• **GOAL**:
Extract and list every line that contains the word "text".

• **SUPPLIED DATA**:
** Begin **

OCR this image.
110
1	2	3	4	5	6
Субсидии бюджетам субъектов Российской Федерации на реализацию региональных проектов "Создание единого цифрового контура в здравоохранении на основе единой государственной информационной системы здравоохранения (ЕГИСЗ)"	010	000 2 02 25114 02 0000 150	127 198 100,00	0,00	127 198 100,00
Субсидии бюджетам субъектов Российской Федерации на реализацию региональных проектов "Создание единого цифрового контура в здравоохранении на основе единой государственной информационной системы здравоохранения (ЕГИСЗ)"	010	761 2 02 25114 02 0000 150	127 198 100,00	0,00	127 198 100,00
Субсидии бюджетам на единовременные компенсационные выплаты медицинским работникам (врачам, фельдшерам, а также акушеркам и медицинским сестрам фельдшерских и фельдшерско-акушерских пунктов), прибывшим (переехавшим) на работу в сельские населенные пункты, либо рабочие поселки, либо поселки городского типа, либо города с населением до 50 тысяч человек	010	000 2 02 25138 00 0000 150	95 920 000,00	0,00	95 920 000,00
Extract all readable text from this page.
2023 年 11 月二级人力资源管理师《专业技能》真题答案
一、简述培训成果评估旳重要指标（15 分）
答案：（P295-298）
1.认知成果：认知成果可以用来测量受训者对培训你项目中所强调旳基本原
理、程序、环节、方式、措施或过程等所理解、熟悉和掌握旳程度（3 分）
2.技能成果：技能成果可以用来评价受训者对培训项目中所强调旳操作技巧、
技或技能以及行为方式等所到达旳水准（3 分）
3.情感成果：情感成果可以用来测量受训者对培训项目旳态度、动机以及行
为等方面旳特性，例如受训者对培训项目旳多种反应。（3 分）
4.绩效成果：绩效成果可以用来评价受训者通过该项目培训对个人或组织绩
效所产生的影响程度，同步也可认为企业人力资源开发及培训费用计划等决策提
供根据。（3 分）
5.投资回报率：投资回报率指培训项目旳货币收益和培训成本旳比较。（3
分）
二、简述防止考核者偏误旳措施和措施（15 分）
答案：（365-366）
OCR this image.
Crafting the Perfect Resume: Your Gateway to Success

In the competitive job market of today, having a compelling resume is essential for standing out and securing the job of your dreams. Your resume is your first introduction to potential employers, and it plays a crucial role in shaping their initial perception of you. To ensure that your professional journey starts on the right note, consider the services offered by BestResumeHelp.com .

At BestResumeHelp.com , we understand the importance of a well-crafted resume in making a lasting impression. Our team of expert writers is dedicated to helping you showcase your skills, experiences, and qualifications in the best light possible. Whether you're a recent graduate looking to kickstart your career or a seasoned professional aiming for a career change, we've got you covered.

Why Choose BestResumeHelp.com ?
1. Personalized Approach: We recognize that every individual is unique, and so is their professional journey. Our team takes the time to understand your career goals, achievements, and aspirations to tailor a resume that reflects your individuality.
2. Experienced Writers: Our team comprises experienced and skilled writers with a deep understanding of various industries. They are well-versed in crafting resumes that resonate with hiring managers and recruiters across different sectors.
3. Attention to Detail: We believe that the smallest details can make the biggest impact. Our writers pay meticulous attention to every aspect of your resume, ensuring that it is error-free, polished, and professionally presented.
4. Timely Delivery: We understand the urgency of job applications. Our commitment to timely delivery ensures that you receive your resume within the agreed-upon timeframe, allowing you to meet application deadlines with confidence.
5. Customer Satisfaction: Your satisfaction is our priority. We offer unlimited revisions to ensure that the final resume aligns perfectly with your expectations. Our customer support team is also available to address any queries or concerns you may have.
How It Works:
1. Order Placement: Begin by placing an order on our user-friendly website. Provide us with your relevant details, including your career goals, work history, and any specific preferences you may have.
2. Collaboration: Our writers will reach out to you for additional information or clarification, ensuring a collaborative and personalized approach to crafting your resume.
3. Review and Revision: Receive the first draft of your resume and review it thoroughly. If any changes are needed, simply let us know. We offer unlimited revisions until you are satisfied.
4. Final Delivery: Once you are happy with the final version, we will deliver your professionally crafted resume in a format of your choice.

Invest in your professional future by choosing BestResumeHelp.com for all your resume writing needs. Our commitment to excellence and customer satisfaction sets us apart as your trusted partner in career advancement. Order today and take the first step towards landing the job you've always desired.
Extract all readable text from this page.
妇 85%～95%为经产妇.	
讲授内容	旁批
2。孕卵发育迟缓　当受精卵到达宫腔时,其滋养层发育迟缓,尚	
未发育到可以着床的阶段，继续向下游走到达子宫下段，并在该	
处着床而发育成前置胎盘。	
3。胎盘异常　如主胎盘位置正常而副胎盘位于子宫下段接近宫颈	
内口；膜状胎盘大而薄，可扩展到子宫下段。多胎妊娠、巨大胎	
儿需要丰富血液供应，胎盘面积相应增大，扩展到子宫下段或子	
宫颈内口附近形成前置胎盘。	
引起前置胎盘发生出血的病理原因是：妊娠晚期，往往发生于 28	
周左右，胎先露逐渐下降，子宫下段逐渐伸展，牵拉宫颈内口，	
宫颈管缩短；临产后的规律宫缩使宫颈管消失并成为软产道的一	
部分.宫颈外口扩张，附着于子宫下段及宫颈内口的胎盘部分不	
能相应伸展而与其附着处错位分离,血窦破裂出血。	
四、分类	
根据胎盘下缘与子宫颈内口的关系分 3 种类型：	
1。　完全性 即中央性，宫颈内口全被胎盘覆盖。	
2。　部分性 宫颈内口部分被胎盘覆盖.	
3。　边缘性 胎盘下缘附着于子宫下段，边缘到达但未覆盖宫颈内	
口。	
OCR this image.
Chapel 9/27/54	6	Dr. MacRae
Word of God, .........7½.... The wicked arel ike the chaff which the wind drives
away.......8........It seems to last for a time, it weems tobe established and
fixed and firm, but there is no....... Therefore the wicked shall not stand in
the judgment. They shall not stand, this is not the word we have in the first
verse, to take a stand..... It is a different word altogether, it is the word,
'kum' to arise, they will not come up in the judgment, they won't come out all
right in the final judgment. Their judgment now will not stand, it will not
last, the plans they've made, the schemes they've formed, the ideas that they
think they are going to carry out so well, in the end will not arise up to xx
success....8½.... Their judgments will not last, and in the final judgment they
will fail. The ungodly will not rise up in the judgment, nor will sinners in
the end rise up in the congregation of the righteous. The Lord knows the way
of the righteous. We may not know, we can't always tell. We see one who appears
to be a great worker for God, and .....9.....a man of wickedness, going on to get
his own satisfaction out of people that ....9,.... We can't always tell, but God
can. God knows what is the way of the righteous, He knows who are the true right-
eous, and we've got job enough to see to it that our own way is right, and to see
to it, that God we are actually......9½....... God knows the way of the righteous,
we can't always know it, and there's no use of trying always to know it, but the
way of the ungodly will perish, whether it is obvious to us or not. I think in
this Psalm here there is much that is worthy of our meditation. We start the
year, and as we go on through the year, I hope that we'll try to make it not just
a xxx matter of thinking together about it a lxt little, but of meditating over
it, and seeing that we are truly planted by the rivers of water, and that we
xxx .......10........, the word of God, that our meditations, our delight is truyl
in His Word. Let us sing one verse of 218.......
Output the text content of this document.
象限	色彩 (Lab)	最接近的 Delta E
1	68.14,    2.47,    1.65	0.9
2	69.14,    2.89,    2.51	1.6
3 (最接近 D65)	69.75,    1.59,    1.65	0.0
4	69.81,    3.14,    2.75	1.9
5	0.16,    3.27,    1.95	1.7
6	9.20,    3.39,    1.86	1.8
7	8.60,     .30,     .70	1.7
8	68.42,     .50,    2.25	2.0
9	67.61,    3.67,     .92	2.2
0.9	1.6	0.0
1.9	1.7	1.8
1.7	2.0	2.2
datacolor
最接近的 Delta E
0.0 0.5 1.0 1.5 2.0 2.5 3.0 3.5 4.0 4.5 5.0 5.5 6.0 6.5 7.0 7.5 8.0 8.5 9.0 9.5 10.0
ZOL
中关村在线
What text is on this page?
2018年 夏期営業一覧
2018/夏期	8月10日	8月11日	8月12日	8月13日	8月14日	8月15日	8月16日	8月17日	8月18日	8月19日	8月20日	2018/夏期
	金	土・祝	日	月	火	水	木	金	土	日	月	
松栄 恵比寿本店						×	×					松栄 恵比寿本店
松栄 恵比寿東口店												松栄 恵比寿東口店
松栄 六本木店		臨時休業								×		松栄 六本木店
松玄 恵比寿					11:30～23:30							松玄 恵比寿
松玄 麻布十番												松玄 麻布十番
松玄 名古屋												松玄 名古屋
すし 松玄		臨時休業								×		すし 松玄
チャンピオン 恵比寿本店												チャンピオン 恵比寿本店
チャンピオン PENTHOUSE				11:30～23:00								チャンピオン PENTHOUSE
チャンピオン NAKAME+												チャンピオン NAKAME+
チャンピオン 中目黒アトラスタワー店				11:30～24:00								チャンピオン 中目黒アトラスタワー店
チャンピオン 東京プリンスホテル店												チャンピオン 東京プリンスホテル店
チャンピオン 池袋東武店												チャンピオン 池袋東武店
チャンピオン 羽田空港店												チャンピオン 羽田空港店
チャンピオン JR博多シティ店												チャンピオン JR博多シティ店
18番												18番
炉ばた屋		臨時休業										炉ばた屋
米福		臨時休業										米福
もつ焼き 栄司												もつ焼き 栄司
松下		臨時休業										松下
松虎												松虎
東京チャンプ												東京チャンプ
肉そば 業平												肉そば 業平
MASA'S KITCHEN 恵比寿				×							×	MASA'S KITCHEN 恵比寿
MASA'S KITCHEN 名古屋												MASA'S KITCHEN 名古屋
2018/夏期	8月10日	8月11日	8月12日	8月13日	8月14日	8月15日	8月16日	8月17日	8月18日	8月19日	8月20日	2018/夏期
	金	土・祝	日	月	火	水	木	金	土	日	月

** End **

• **TASK ANSWER**:
Extract all readable text from this page.
Extract all readable text from this page.
Output the text content of this document.
What text is on this page?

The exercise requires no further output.